**DIRECTIONS:**
[a] Answer these questions about the zero-shot classification article:
(i) In which journal does the article appear?
(ii) What do many methods train to generate unseen samples?
(iii) What are the selected confident unseen samples used to update?
[b] Rewrite part of the zero-shot classification article, replacing "Volume 92" with "Volume 93". Begin at the words "doi:10.1016/j.image.2020.116115" and stop after "select unseen samples.".

**TEXT PROVIDED:**
*****

Generalized zero-shot classification via iteratively generating and selecting unseen samples

doi:10.1016/j.image.2020.116115

Signal Processing: Image Communication

Volume 92, March 2021, 116115

https://doi.org/10.1016/j.image.2020.116115 Get rights and content

Highlights

•
Iteratively generate unseen samples and select unseen samples.
•
Make the generated unseen samples similar to the real unseen visual prototypes.
•
Select the confident unseen samples by the classifier trained with the generated unseen samples.
•
Experimental results show the superiority of the proposed model.

Abstract

Generalized zero-shot classification (GZSC) is a challenging task to recognize seen and unseen samples from target domain by seen samples in source domain. Since the lack of unseen data, many methods train a generative adversarial network (GAN) to generate unseen samples. However, the GAN model trained by seen samples is not suitable for generating unseen samples. For dealing with this problem, we train the GAN model by generating seen and unseen samples, simultaneously. In order to generate high-quality unseen samples, the visual prototypes of the generated unseen samples are made near to the real unseen visual prototypes. We select the confident unseen samples based on the agreement of the current two unseen classifiers and use them to update the unseen visual prototypes. Through the iteratively generating and selecting method (IGS), we can generate high-quality unseen samples and select the most confident unseen samples. Experimental results on the standard benchmarks show the superiority of the proposed model over the state-of-the-art methods for GZSC tasks.

*****

(Stored data entries)

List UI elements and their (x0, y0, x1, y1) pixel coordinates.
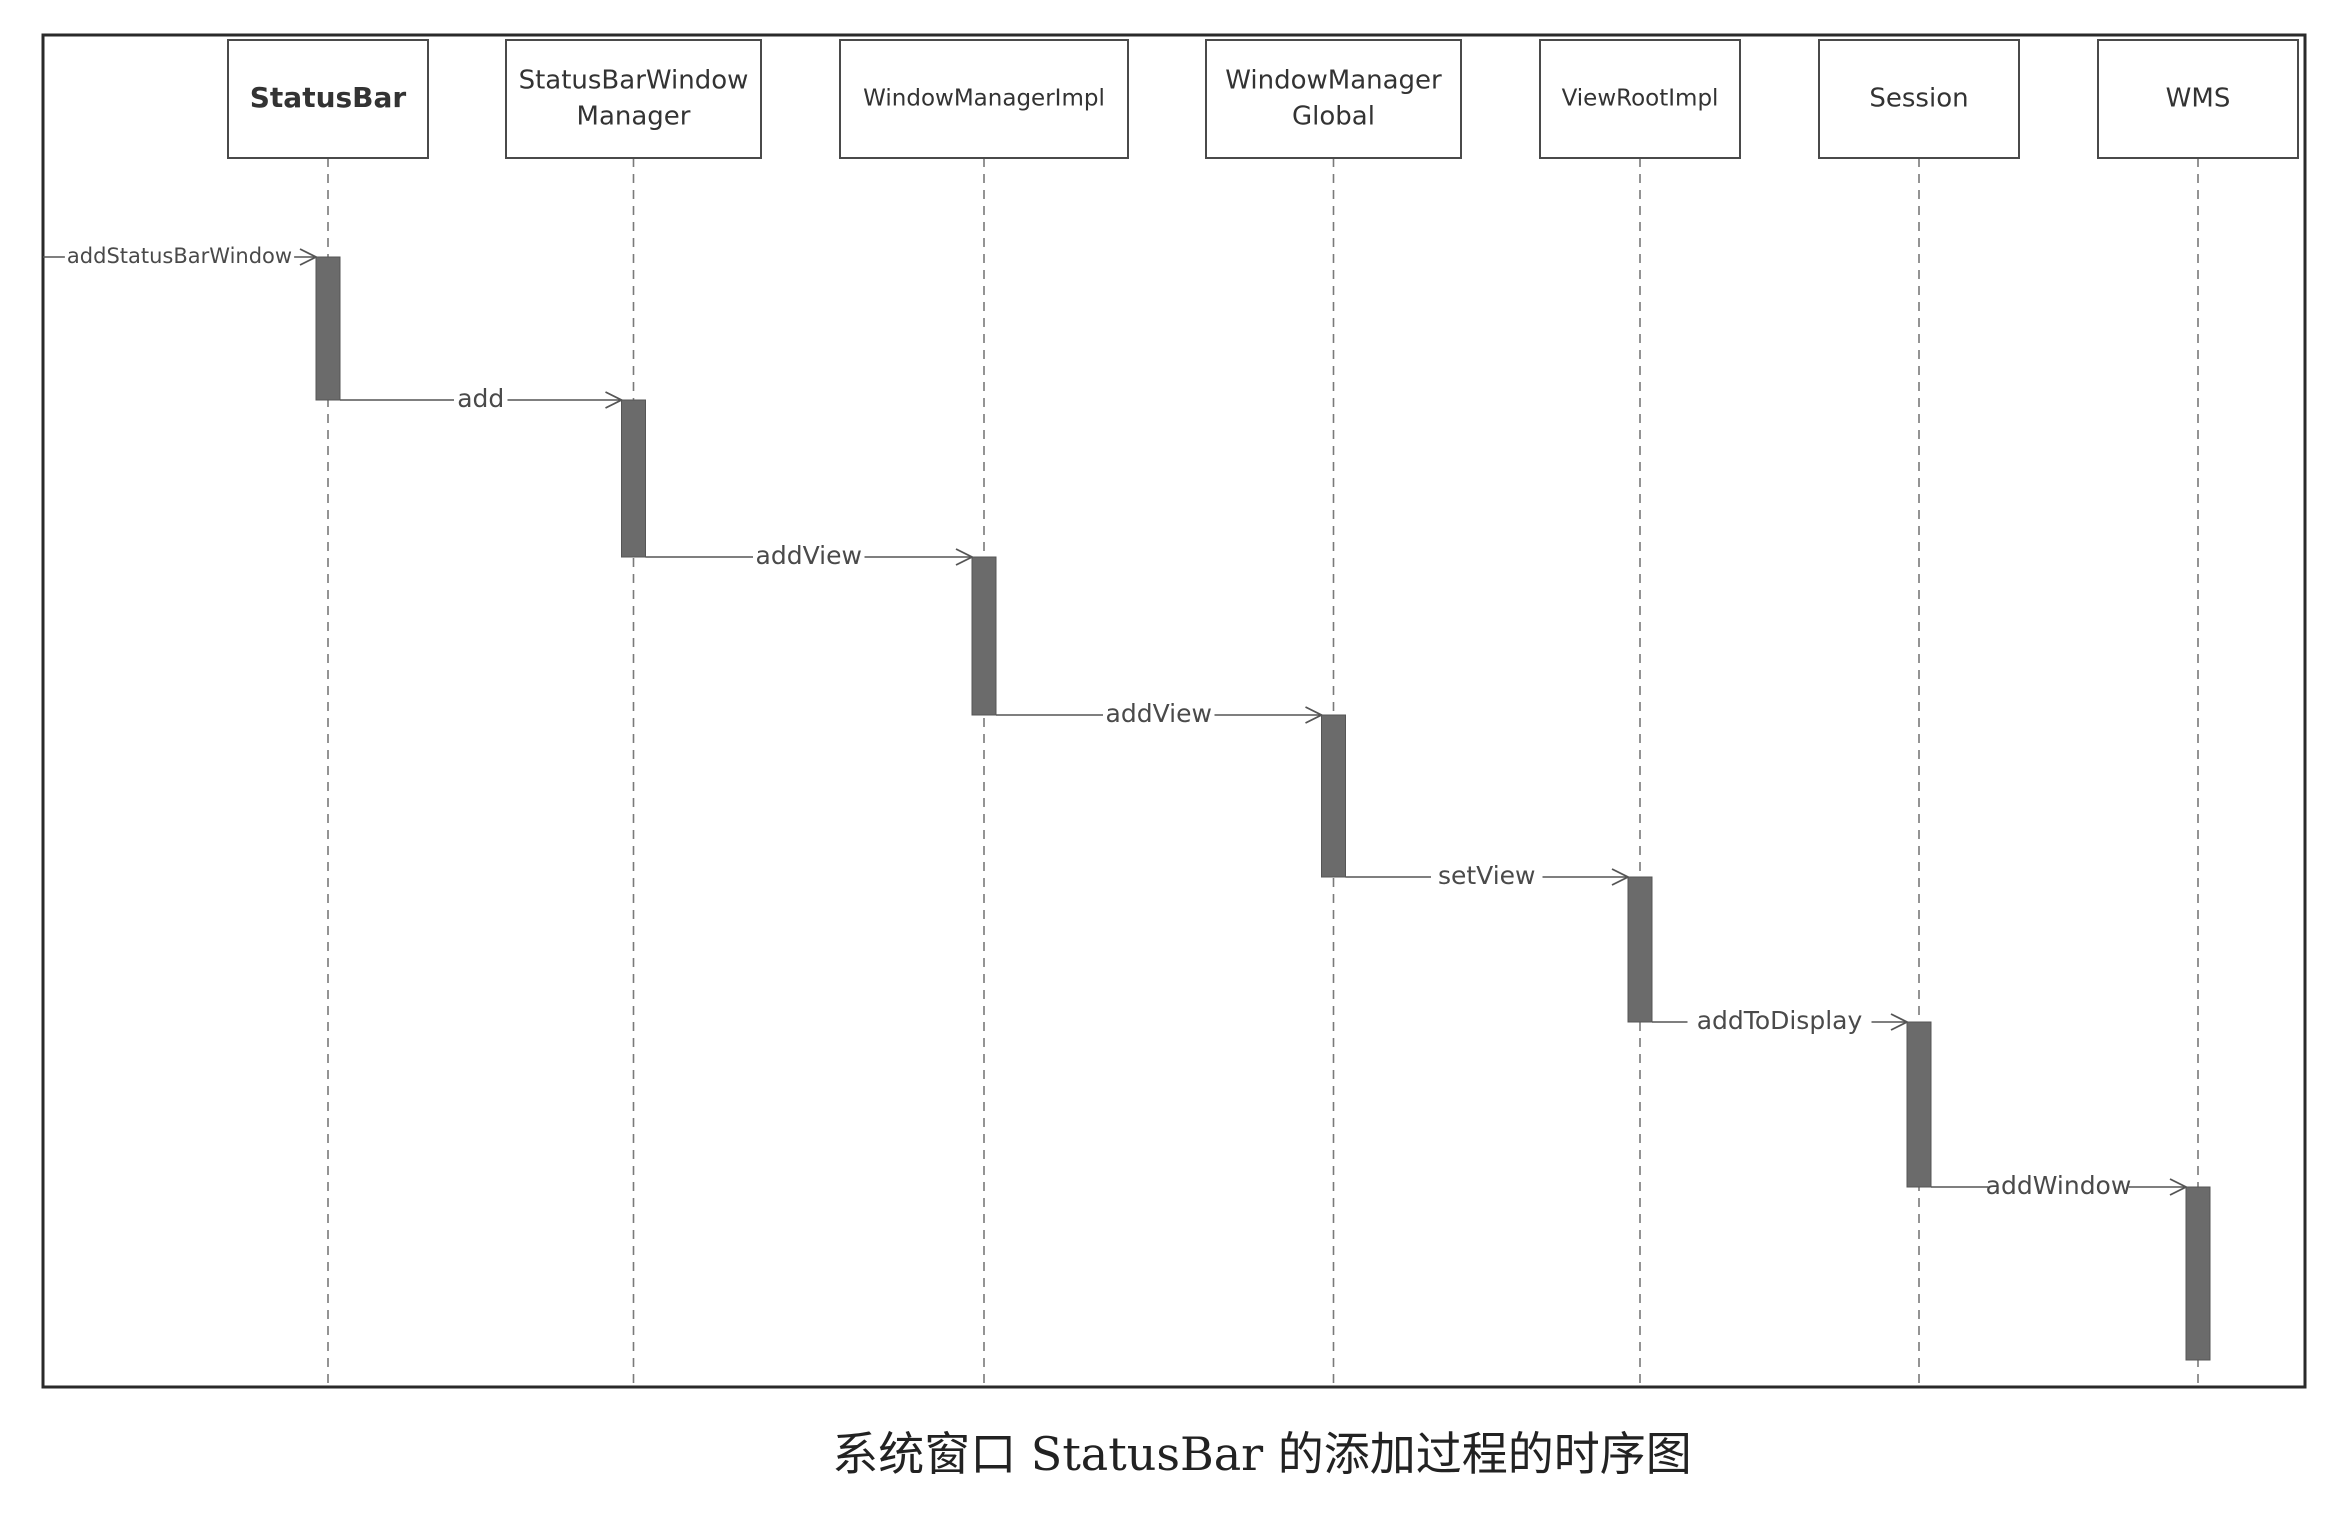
participants: StatusBar StatusBarWindow Manager WindowMan… (227, 39, 2299, 159)
participant-box (505, 39, 762, 159)
message-label: addStatusBarWindow (67, 244, 292, 268)
participant-window-manager-impl: WindowManagerImpl (839, 39, 1129, 159)
message-add: add (340, 384, 624, 416)
arrow-head (1890, 1013, 1910, 1031)
participant-label: WMS (2166, 84, 2231, 114)
participant-label: StatusBar (250, 81, 407, 114)
arrow-head (1305, 706, 1324, 724)
participant-label: WindowManagerImpl (863, 86, 1105, 112)
activation-bar-session (1906, 1021, 1932, 1188)
message-label-background (1431, 861, 1543, 893)
arrow-head (2169, 1178, 2189, 1196)
participant-session: Session (1818, 39, 2020, 159)
arrow-head (605, 391, 624, 409)
message-addView: addView (996, 699, 1324, 731)
participant-label: Global (1292, 102, 1375, 132)
message-addView: addView (645, 541, 975, 573)
arrow-head (955, 548, 975, 566)
message-label-background (1988, 1171, 2129, 1203)
activation-bars (315, 256, 2211, 1361)
message-label: addView (1106, 699, 1212, 728)
message-label-background (1687, 1006, 1872, 1038)
diagram-frame (41, 33, 2307, 1389)
participant-box (2097, 39, 2299, 159)
activation-bar-view-root-impl (1627, 876, 1653, 1023)
activation-bar-window-manager-global (1321, 714, 1346, 878)
message-label: add (457, 384, 504, 413)
diagram-caption: 系统窗口 StatusBar 的添加过程的时序图 (832, 1427, 1692, 1481)
arrow-head (299, 248, 319, 266)
participant-label: WindowManager (1225, 66, 1442, 96)
message-label-background (64, 243, 295, 271)
activation-bar-statusbar-window-manager (621, 399, 646, 558)
participant-wms: WMS (2097, 39, 2299, 159)
participant-label: ViewRootImpl (1562, 86, 1719, 112)
activation-bar-wms (2185, 1186, 2211, 1361)
participant-label: Session (1869, 84, 1968, 114)
participant-box (1539, 39, 1741, 159)
lifelines (327, 158, 2199, 1387)
participant-box (839, 39, 1129, 159)
message-setView: setView (1345, 861, 1631, 893)
participant-label: StatusBarWindow (519, 66, 749, 96)
participant-box (1205, 39, 1462, 159)
message-label: addView (756, 541, 862, 570)
message-label-background (753, 541, 865, 573)
message-addToDisplay: addToDisplay (1652, 1006, 1910, 1038)
arrow-head (1611, 868, 1631, 886)
messages: addStatusBarWindow add addView addView setVi… (43, 243, 2189, 1203)
activation-bar-window-manager-impl (971, 556, 997, 716)
message-addStatusBarWindow: addStatusBarWindow (43, 243, 319, 271)
activation-bar-statusbar (315, 256, 341, 401)
participant-box (1818, 39, 2020, 159)
message-label: setView (1438, 861, 1536, 890)
message-label-background (454, 384, 508, 416)
message-label-background (1103, 699, 1215, 731)
participant-statusbar-window-manager: StatusBarWindow Manager (505, 39, 762, 159)
message-addWindow: addWindow (1931, 1171, 2189, 1203)
participant-window-manager-global: WindowManager Global (1205, 39, 1462, 159)
participant-view-root-impl: ViewRootImpl (1539, 39, 1741, 159)
message-label: addToDisplay (1697, 1006, 1863, 1035)
message-label: addWindow (1986, 1171, 2132, 1200)
participant-statusbar: StatusBar (227, 39, 429, 159)
participant-label: Manager (577, 102, 691, 132)
participant-box (227, 39, 429, 159)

*****

**WORKED ANSWERS:**
[a]
(i) Signal Processing: Image Communication
(ii) A generative adversarial network (GAN)
(iii) The unseen visual prototypes

[b]
doi:10.1016/j.image.2020.116115

Signal Processing: Image Communication

Volume 93, March 2021, 116115

https://doi.org/10.1016/j.image.2020.116115 Get rights and content

Highlights

•
Iteratively generate unseen samples and select unseen samples.